WHAT TO WORK ON ▸
Extract every line of the material below and reproduce it faithfully.

==================================================

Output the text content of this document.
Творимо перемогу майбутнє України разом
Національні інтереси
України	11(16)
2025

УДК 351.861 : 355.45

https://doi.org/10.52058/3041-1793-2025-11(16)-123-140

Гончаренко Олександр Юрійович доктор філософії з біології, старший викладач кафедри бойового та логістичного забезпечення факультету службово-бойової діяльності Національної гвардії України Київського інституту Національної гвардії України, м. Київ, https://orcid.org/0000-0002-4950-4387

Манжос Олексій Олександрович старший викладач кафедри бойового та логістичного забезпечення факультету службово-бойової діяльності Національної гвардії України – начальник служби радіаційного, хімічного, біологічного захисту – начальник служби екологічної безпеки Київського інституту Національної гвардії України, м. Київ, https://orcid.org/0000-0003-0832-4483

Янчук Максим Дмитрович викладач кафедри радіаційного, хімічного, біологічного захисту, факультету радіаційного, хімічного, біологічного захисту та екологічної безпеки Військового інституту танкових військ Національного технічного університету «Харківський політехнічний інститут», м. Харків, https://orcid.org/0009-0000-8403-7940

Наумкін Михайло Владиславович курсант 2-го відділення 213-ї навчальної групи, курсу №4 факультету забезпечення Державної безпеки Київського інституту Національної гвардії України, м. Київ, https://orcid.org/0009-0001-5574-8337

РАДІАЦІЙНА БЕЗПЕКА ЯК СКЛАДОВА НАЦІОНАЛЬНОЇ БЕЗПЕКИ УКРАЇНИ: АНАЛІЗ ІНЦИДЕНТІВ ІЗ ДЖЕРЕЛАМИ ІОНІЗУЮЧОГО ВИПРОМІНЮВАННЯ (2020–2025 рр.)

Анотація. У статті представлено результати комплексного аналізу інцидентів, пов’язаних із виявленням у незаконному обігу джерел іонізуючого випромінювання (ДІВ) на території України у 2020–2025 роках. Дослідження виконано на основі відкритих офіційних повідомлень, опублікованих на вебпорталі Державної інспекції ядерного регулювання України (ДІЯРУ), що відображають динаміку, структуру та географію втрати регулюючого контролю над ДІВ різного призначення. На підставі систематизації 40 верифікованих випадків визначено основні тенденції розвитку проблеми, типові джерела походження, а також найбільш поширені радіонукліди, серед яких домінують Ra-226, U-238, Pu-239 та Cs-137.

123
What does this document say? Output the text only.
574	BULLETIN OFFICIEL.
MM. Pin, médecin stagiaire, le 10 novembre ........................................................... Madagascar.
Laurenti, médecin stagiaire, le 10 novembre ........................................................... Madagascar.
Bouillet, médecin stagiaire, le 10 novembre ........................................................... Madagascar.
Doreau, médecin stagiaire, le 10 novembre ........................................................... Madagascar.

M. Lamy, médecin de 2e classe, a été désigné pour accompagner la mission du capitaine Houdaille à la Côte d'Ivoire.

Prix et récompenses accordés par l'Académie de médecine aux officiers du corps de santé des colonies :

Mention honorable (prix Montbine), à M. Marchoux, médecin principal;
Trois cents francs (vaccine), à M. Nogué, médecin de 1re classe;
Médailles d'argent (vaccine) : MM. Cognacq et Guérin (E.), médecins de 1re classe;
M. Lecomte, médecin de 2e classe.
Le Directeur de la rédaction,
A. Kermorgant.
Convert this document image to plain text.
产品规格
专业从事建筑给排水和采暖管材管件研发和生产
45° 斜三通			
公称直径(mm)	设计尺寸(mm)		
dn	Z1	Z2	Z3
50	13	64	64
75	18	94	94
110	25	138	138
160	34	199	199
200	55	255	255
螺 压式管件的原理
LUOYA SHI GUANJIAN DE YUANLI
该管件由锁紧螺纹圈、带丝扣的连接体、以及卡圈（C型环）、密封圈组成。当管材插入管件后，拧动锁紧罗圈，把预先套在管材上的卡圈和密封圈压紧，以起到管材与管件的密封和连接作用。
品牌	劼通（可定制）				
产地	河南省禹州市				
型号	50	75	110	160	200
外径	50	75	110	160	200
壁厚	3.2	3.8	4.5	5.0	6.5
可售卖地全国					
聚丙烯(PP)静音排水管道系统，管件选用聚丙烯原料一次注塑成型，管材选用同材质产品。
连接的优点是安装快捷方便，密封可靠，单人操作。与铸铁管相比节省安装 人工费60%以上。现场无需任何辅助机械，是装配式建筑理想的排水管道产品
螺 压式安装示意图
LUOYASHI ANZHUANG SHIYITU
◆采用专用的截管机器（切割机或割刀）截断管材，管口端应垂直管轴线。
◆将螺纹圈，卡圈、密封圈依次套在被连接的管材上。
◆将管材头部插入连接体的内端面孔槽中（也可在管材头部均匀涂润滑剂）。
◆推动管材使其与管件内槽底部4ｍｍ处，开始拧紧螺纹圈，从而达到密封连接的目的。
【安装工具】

==================================================

TASK ANSWER ▸
Output the text content of this document.
Творимо перемогу майбутнє України разом
Національні інтереси
України	11(16)
2025

УДК 351.861 : 355.45

https://doi.org/10.52058/3041-1793-2025-11(16)-123-140

Гончаренко Олександр Юрійович доктор філософії з біології, старший викладач кафедри бойового та логістичного забезпечення факультету службово-бойової діяльності Національної гвардії України Київського інституту Національної гвардії України, м. Київ, https://orcid.org/0000-0002-4950-4387

Манжос Олексій Олександрович старший викладач кафедри бойового та логістичного забезпечення факультету службово-бойової діяльності Національної гвардії України – начальник служби радіаційного, хімічного, біологічного захисту – начальник служби екологічної безпеки Київського інституту Національної гвардії України, м. Київ, https://orcid.org/0000-0003-0832-4483

Янчук Максим Дмитрович викладач кафедри радіаційного, хімічного, біологічного захисту, факультету радіаційного, хімічного, біологічного захисту та екологічної безпеки Військового інституту танкових військ Національного технічного університету «Харківський політехнічний інститут», м. Харків, https://orcid.org/0009-0000-8403-7940

Наумкін Михайло Владиславович курсант 2-го відділення 213-ї навчальної групи, курсу №4 факультету забезпечення Державної безпеки Київського інституту Національної гвардії України, м. Київ, https://orcid.org/0009-0001-5574-8337

РАДІАЦІЙНА БЕЗПЕКА ЯК СКЛАДОВА НАЦІОНАЛЬНОЇ БЕЗПЕКИ УКРАЇНИ: АНАЛІЗ ІНЦИДЕНТІВ ІЗ ДЖЕРЕЛАМИ ІОНІЗУЮЧОГО ВИПРОМІНЮВАННЯ (2020–2025 рр.)

Анотація. У статті представлено результати комплексного аналізу інцидентів, пов’язаних із виявленням у незаконному обігу джерел іонізуючого випромінювання (ДІВ) на території України у 2020–2025 роках. Дослідження виконано на основі відкритих офіційних повідомлень, опублікованих на вебпорталі Державної інспекції ядерного регулювання України (ДІЯРУ), що відображають динаміку, структуру та географію втрати регулюючого контролю над ДІВ різного призначення. На підставі систематизації 40 верифікованих випадків визначено основні тенденції розвитку проблеми, типові джерела походження, а також найбільш поширені радіонукліди, серед яких домінують Ra-226, U-238, Pu-239 та Cs-137.

123
What does this document say? Output the text only.
574	BULLETIN OFFICIEL.
MM. Pin, médecin stagiaire, le 10 novembre ........................................................... Madagascar.
Laurenti, médecin stagiaire, le 10 novembre ........................................................... Madagascar.
Bouillet, médecin stagiaire, le 10 novembre ........................................................... Madagascar.
Doreau, médecin stagiaire, le 10 novembre ........................................................... Madagascar.

M. Lamy, médecin de 2e classe, a été désigné pour accompagner la mission du capitaine Houdaille à la Côte d'Ivoire.

Prix et récompenses accordés par l'Académie de médecine aux officiers du corps de santé des colonies :

Mention honorable (prix Montbine), à M. Marchoux, médecin principal;
Trois cents francs (vaccine), à M. Nogué, médecin de 1re classe;
Médailles d'argent (vaccine) : MM. Cognacq et Guérin (E.), médecins de 1re classe;
M. Lecomte, médecin de 2e classe.
Le Directeur de la rédaction,
A. Kermorgant.
Convert this document image to plain text.
产品规格
专业从事建筑给排水和采暖管材管件研发和生产
45° 斜三通			
公称直径(mm)	设计尺寸(mm)		
dn	Z1	Z2	Z3
50	13	64	64
75	18	94	94
110	25	138	138
160	34	199	199
200	55	255	255
螺 压式管件的原理
LUOYA SHI GUANJIAN DE YUANLI
该管件由锁紧螺纹圈、带丝扣的连接体、以及卡圈（C型环）、密封圈组成。当管材插入管件后，拧动锁紧罗圈，把预先套在管材上的卡圈和密封圈压紧，以起到管材与管件的密封和连接作用。
品牌	劼通（可定制）				
产地	河南省禹州市				
型号	50	75	110	160	200
外径	50	75	110	160	200
壁厚	3.2	3.8	4.5	5.0	6.5
可售卖地全国					
聚丙烯(PP)静音排水管道系统，管件选用聚丙烯原料一次注塑成型，管材选用同材质产品。
连接的优点是安装快捷方便，密封可靠，单人操作。与铸铁管相比节省安装 人工费60%以上。现场无需任何辅助机械，是装配式建筑理想的排水管道产品
螺 压式安装示意图
LUOYASHI ANZHUANG SHIYITU
◆采用专用的截管机器（切割机或割刀）截断管材，管口端应垂直管轴线。
◆将螺纹圈，卡圈、密封圈依次套在被连接的管材上。
◆将管材头部插入连接体的内端面孔槽中（也可在管材头部均匀涂润滑剂）。
◆推动管材使其与管件内槽底部4ｍｍ处，开始拧紧螺纹圈，从而达到密封连接的目的。
【安装工具】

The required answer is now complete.